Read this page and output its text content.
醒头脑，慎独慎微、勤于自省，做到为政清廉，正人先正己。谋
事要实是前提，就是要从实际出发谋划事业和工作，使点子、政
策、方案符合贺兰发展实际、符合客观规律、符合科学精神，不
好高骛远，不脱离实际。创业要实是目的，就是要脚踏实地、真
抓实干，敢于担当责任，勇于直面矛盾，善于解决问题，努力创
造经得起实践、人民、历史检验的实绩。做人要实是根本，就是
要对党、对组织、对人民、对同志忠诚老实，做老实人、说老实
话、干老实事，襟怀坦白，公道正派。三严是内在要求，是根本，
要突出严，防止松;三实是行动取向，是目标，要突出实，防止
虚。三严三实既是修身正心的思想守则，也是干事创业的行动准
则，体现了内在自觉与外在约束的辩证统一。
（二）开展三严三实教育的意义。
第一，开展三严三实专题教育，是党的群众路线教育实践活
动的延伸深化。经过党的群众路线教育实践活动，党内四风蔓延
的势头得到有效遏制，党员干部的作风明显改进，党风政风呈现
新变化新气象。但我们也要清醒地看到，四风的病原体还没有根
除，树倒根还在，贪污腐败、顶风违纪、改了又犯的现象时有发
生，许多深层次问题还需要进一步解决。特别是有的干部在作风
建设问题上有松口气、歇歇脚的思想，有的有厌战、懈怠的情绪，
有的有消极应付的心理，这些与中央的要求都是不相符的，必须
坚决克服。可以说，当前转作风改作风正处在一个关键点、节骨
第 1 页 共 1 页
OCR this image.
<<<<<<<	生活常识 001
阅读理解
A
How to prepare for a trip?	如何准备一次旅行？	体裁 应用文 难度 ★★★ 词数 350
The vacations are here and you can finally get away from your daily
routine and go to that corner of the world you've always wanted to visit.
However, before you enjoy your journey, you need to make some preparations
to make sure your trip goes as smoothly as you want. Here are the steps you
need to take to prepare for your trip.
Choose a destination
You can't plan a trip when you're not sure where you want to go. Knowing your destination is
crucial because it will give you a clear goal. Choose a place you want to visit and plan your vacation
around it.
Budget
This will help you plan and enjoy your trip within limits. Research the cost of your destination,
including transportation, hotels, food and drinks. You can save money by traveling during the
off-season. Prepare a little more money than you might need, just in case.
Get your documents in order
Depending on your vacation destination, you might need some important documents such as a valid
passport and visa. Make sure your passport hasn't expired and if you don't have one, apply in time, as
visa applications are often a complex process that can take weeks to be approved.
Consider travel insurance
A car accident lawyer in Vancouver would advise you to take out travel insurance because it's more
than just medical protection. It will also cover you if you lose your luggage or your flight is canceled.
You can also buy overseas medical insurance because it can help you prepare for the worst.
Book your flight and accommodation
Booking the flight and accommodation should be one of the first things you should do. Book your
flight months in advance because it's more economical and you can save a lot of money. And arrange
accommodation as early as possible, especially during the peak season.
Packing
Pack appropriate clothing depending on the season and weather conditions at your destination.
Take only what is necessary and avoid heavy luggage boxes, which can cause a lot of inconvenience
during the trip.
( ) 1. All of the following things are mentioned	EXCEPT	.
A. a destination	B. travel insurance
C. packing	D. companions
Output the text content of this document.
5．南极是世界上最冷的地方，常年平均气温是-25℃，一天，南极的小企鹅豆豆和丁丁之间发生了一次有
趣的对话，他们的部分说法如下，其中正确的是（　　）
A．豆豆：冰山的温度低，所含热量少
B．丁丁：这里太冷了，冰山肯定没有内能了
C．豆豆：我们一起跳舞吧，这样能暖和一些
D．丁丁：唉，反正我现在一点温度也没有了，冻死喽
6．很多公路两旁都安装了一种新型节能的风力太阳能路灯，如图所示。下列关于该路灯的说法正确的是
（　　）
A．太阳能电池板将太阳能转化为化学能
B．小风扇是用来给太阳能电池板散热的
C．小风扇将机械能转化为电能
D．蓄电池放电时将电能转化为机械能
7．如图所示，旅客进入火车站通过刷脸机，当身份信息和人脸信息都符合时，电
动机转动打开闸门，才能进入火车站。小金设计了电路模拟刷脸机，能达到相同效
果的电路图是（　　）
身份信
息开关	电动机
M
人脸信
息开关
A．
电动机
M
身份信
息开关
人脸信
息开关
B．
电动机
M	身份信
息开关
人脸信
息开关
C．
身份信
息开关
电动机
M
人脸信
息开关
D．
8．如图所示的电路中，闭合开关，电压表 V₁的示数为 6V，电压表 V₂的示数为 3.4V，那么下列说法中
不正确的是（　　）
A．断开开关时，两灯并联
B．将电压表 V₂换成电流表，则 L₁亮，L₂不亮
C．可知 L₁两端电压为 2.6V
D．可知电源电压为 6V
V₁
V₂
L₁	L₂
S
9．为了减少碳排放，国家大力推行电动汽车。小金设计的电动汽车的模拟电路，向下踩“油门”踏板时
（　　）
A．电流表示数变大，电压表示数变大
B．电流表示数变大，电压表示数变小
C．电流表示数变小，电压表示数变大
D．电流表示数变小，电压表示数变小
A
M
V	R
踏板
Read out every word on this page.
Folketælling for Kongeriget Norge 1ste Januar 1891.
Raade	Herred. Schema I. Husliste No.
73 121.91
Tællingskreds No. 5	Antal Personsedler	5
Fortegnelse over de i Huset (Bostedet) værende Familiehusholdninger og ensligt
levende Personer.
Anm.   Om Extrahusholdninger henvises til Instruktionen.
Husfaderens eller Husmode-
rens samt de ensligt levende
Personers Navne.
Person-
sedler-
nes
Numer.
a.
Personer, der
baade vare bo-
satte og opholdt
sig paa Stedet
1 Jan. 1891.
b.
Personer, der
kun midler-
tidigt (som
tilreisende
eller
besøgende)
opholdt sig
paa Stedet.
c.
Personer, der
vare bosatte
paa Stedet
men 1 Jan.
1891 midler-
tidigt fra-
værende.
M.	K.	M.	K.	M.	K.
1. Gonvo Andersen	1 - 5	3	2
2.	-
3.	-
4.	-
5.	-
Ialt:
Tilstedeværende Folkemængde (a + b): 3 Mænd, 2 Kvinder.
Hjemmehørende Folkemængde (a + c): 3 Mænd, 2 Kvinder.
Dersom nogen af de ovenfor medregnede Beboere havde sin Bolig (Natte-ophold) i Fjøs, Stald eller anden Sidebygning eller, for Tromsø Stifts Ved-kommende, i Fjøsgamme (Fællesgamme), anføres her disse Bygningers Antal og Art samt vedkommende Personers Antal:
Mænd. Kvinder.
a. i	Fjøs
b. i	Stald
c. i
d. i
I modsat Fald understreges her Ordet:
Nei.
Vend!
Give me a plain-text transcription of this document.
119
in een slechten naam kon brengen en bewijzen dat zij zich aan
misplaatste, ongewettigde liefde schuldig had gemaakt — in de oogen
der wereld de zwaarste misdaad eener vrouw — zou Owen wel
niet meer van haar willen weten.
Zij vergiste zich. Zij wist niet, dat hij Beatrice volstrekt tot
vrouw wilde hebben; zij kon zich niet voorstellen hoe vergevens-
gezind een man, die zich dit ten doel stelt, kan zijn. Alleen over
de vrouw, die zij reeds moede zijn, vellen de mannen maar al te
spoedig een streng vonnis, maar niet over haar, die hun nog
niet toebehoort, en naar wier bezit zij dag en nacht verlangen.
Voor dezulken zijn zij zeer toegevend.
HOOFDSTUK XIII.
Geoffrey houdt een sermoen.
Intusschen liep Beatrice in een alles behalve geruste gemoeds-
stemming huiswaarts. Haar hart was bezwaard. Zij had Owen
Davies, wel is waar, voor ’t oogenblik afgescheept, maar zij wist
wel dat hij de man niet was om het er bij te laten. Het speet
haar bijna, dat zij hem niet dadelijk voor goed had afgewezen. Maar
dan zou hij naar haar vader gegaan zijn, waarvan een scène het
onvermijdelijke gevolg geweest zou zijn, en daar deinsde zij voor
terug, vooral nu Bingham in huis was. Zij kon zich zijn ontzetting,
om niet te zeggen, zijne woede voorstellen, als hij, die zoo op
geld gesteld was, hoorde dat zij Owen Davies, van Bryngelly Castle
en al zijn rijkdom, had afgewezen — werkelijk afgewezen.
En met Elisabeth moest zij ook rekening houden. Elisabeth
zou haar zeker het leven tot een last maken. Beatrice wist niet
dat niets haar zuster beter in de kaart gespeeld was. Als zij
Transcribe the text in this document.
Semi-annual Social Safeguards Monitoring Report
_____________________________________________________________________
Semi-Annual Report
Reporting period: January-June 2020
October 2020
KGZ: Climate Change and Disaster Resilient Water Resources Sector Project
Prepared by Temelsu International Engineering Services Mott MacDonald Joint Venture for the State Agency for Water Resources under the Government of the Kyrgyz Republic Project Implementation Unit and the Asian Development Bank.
==================================================
What the task asks: Count all lines of the data that include "Owen". The answer is the number alone.

Result: 3